- _Problem requirements_
Retype the records below exactly. Leave nothing out.

- _Exercise materials_
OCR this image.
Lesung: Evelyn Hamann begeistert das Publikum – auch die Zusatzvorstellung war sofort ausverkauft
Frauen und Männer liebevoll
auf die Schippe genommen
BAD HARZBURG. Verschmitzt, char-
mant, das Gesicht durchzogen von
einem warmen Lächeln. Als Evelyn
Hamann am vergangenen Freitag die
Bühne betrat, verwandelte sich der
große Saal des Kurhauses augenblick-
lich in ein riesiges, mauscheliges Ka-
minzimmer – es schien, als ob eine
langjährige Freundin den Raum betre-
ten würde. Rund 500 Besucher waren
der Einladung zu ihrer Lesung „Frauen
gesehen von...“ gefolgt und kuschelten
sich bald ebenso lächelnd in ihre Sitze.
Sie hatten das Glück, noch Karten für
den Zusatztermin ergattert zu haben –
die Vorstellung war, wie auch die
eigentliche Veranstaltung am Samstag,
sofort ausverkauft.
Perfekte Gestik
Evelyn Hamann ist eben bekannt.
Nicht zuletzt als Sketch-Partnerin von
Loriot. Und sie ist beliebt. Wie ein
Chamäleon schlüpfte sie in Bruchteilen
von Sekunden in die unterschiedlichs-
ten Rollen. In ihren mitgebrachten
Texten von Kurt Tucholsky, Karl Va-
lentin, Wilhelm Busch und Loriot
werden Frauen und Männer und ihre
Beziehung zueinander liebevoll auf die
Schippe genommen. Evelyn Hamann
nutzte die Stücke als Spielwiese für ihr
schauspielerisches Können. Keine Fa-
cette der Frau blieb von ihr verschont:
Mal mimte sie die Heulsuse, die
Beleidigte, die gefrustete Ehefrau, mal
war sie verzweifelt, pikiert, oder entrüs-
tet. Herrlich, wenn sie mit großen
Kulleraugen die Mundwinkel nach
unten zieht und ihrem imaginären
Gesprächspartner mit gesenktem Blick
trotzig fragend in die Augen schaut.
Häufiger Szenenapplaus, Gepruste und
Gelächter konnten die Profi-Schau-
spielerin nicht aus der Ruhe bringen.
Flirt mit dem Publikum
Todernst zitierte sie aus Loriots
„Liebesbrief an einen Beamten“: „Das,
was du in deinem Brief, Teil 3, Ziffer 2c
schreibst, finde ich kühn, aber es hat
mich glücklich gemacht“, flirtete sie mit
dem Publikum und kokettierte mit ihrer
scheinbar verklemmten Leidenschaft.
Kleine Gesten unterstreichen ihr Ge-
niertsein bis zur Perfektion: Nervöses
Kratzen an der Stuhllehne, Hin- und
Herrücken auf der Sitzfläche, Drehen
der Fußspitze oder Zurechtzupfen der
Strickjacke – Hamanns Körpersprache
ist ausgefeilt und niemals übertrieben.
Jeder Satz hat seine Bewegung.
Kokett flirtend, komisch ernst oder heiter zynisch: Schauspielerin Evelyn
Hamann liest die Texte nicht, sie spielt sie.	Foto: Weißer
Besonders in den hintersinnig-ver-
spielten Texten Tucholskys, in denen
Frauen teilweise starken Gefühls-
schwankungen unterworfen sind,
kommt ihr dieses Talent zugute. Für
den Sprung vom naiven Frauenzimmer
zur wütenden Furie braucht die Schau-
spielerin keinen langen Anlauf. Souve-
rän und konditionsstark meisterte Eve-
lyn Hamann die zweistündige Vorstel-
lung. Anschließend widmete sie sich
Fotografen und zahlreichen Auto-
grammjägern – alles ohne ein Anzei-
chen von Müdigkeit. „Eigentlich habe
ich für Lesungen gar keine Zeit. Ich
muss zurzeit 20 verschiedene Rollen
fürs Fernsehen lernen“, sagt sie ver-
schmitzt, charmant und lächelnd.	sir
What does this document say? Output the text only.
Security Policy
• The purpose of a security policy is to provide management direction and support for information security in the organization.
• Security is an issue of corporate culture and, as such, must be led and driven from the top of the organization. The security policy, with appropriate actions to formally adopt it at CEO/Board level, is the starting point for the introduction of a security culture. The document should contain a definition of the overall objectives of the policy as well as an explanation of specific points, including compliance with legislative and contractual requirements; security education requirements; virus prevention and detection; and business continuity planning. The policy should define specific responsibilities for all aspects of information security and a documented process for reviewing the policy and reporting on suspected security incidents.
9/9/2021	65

- _The answer_
OCR this image.
Lesung: Evelyn Hamann begeistert das Publikum – auch die Zusatzvorstellung war sofort ausverkauft
Frauen und Männer liebevoll
auf die Schippe genommen
BAD HARZBURG. Verschmitzt, char-
mant, das Gesicht durchzogen von
einem warmen Lächeln. Als Evelyn
Hamann am vergangenen Freitag die
Bühne betrat, verwandelte sich der
große Saal des Kurhauses augenblick-
lich in ein riesiges, mauscheliges Ka-
minzimmer – es schien, als ob eine
langjährige Freundin den Raum betre-
ten würde. Rund 500 Besucher waren
der Einladung zu ihrer Lesung „Frauen
gesehen von...“ gefolgt und kuschelten
sich bald ebenso lächelnd in ihre Sitze.
Sie hatten das Glück, noch Karten für
den Zusatztermin ergattert zu haben –
die Vorstellung war, wie auch die
eigentliche Veranstaltung am Samstag,
sofort ausverkauft.
Perfekte Gestik
Evelyn Hamann ist eben bekannt.
Nicht zuletzt als Sketch-Partnerin von
Loriot. Und sie ist beliebt. Wie ein
Chamäleon schlüpfte sie in Bruchteilen
von Sekunden in die unterschiedlichs-
ten Rollen. In ihren mitgebrachten
Texten von Kurt Tucholsky, Karl Va-
lentin, Wilhelm Busch und Loriot
werden Frauen und Männer und ihre
Beziehung zueinander liebevoll auf die
Schippe genommen. Evelyn Hamann
nutzte die Stücke als Spielwiese für ihr
schauspielerisches Können. Keine Fa-
cette der Frau blieb von ihr verschont:
Mal mimte sie die Heulsuse, die
Beleidigte, die gefrustete Ehefrau, mal
war sie verzweifelt, pikiert, oder entrüs-
tet. Herrlich, wenn sie mit großen
Kulleraugen die Mundwinkel nach
unten zieht und ihrem imaginären
Gesprächspartner mit gesenktem Blick
trotzig fragend in die Augen schaut.
Häufiger Szenenapplaus, Gepruste und
Gelächter konnten die Profi-Schau-
spielerin nicht aus der Ruhe bringen.
Flirt mit dem Publikum
Todernst zitierte sie aus Loriots
„Liebesbrief an einen Beamten“: „Das,
was du in deinem Brief, Teil 3, Ziffer 2c
schreibst, finde ich kühn, aber es hat
mich glücklich gemacht“, flirtete sie mit
dem Publikum und kokettierte mit ihrer
scheinbar verklemmten Leidenschaft.
Kleine Gesten unterstreichen ihr Ge-
niertsein bis zur Perfektion: Nervöses
Kratzen an der Stuhllehne, Hin- und
Herrücken auf der Sitzfläche, Drehen
der Fußspitze oder Zurechtzupfen der
Strickjacke – Hamanns Körpersprache
ist ausgefeilt und niemals übertrieben.
Jeder Satz hat seine Bewegung.
Kokett flirtend, komisch ernst oder heiter zynisch: Schauspielerin Evelyn
Hamann liest die Texte nicht, sie spielt sie.	Foto: Weißer
Besonders in den hintersinnig-ver-
spielten Texten Tucholskys, in denen
Frauen teilweise starken Gefühls-
schwankungen unterworfen sind,
kommt ihr dieses Talent zugute. Für
den Sprung vom naiven Frauenzimmer
zur wütenden Furie braucht die Schau-
spielerin keinen langen Anlauf. Souve-
rän und konditionsstark meisterte Eve-
lyn Hamann die zweistündige Vorstel-
lung. Anschließend widmete sie sich
Fotografen und zahlreichen Auto-
grammjägern – alles ohne ein Anzei-
chen von Müdigkeit. „Eigentlich habe
ich für Lesungen gar keine Zeit. Ich
muss zurzeit 20 verschiedene Rollen
fürs Fernsehen lernen“, sagt sie ver-
schmitzt, charmant und lächelnd.	sir
What does this document say? Output the text only.
Security Policy
• The purpose of a security policy is to provide management direction and support for information security in the organization.
• Security is an issue of corporate culture and, as such, must be led and driven from the top of the organization. The security policy, with appropriate actions to formally adopt it at CEO/Board level, is the starting point for the introduction of a security culture. The document should contain a definition of the overall objectives of the policy as well as an explanation of specific points, including compliance with legislative and contractual requirements; security education requirements; virus prevention and detection; and business continuity planning. The policy should define specific responsibilities for all aspects of information security and a documented process for reviewing the policy and reporting on suspected security incidents.
9/9/2021	65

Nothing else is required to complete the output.